* _Exercise A_
Answer these questions about the passage on psychiatric inpatients:
(i) Which two countries does the passage name where criteria for involuntary admission vary with local jurisdiction?
(ii) What is often the real determinant of admission decisions to hard pressed public facilities?
(iii) Besides restricting detention to medically-certified cases of mental disorder, what does European Human Rights legislation add?
* _Exercise B_
Carry on the passage about psychiatric inpatients, starting after its final sentence.

* _Document passage_

╭──

Psychiatric inpatients are people admitted to a hospital or clinic to receive psychiatric care. Some are admitted involuntarily, perhaps committed to a secure hospital, or in some jurisdictions to a facility within the prison system. In many countries including the USA and Canada, the criteria for involuntary admission vary with local jurisdiction. They may be as broad as having a mental health condition, or as narrow as being an immediate danger to themselves and/or others. Bed availability is often the real determinant of admission decisions to hard pressed public facilities. European Human Rights legislation restricts detention to medically-certified cases of mental disorder, and adds a right to timely judicial review of detention.

╰──

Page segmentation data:
╭──

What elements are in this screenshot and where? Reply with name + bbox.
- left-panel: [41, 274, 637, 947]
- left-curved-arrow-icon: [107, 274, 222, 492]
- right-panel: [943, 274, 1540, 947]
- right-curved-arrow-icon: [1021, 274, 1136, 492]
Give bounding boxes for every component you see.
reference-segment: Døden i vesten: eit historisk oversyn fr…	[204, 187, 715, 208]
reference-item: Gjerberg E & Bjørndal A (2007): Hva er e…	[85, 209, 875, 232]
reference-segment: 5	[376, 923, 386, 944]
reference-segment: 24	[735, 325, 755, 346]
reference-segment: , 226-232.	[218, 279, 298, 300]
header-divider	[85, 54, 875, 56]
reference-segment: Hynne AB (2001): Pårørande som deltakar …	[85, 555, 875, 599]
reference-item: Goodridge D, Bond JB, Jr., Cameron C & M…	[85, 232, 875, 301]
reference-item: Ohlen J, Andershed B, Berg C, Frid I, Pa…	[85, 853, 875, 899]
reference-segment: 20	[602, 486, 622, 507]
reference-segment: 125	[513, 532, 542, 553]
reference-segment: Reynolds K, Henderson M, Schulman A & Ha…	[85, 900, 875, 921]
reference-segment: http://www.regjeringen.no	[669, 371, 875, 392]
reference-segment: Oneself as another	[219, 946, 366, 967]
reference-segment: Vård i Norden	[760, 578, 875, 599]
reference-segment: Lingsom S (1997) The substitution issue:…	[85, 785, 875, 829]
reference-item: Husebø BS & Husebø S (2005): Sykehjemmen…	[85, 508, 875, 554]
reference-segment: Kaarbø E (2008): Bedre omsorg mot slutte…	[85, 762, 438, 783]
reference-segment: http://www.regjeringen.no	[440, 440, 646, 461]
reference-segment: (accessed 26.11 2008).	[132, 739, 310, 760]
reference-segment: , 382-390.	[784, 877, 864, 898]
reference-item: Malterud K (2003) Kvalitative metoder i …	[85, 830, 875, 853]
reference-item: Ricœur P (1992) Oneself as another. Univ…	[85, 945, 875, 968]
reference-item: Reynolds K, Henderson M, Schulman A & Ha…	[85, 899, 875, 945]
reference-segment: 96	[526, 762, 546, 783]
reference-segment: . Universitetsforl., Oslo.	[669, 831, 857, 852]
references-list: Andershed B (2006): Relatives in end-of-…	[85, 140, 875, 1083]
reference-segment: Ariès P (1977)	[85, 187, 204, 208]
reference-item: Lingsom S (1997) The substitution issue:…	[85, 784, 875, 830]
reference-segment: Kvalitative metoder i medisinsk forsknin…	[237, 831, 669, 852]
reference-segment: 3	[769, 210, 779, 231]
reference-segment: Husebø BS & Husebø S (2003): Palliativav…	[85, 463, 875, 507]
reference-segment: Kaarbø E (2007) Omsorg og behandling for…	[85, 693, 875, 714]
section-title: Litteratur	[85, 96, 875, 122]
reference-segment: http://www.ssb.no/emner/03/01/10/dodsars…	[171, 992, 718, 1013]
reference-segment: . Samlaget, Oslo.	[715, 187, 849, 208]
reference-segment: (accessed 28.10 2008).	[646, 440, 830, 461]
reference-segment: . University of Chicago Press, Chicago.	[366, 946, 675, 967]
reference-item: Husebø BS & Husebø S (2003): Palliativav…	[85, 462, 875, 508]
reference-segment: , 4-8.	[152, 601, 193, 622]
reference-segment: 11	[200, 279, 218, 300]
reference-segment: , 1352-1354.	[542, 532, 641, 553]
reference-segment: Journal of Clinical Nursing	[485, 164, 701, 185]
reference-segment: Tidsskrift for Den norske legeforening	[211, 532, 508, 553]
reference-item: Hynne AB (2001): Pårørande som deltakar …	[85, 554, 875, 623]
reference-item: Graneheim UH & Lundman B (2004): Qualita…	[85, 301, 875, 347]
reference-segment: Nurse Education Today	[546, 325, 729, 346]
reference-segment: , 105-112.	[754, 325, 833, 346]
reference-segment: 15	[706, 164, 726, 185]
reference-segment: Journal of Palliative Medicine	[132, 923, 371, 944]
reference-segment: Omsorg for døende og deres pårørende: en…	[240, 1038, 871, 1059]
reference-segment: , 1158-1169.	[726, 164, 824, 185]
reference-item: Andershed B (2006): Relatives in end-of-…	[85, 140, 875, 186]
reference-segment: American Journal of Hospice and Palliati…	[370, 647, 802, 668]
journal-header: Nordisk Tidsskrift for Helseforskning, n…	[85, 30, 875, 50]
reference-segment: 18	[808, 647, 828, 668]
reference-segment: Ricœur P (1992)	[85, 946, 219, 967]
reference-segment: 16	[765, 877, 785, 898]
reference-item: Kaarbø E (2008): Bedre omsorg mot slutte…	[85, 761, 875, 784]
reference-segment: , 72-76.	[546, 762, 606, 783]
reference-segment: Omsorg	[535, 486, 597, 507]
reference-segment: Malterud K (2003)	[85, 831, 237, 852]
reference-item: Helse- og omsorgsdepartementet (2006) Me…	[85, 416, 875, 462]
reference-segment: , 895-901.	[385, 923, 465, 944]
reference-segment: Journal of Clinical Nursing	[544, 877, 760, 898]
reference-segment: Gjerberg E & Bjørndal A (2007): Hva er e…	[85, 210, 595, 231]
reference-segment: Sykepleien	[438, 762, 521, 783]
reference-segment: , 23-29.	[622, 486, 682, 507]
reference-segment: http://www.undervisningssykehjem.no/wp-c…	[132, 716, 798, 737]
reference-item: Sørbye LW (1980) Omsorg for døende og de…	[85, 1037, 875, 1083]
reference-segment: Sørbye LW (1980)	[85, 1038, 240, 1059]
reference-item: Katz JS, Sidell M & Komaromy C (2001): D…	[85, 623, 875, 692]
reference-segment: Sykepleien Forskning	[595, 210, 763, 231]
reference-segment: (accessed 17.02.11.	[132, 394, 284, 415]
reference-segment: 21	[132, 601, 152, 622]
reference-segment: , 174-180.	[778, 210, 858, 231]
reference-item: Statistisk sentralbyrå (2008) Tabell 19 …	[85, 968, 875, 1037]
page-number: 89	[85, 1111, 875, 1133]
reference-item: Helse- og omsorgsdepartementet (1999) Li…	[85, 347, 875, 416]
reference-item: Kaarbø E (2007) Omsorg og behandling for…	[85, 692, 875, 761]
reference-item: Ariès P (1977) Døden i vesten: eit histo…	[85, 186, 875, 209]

╰──

* _Task result A_
(i) The USA and Canada.
(ii) Bed availability.
(iii) A right to timely judicial review of detention.

* _Task result B_
Patients may be admitted voluntarily if the treating doctor considers that safety isn’t compromised by this less restrictive option. Inpatient psychiatric wards may be secure (for those thought to have a particular risk of violence or self-harm) or unlocked/open. Some wards are mixed-sex whilst same-sex wards are increasingly favored to protect women inpatients. Once in the care of a hospital, people are assessed, monitored, and often given medication and care from a multidisciplinary team, which may include physicians, psychiatric nurse practitioners, psychiatric nurses, clinical psychologists, psychotherapists, psychiatric social workers, occupational therapists and social workers. If a person receiving treatment in a psychiatric hospital is assessed as at particular risk of harming themselves or others, they may be put on constant or intermittent one-to-one supervision, and may be physically restrained or medicated. People on inpatient wards may be allowed leave for periods of time, either accompanied or on their own.
In many developed countries there has been a massive reduction in psychiatric beds since the mid 20th century, with the growth of community care. Standards of inpatient care remain a challenge in some public and private facilities, due to levels of funding, and facilities in developing countries are typically grossly inadequate for the same reason.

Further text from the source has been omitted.